Lines containing the word "Length" are the ones to copy from the records below.

((

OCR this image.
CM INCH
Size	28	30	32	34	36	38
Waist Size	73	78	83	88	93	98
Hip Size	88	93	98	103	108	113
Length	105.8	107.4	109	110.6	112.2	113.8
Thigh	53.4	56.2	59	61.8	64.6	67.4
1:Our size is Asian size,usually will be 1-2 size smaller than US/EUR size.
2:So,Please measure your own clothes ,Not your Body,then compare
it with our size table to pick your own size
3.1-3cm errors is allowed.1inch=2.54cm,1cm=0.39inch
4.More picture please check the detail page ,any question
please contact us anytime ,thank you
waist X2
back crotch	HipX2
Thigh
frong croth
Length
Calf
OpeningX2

))

Reply:
Length	105.8	107.4	109	110.6	112.2	113.8
Length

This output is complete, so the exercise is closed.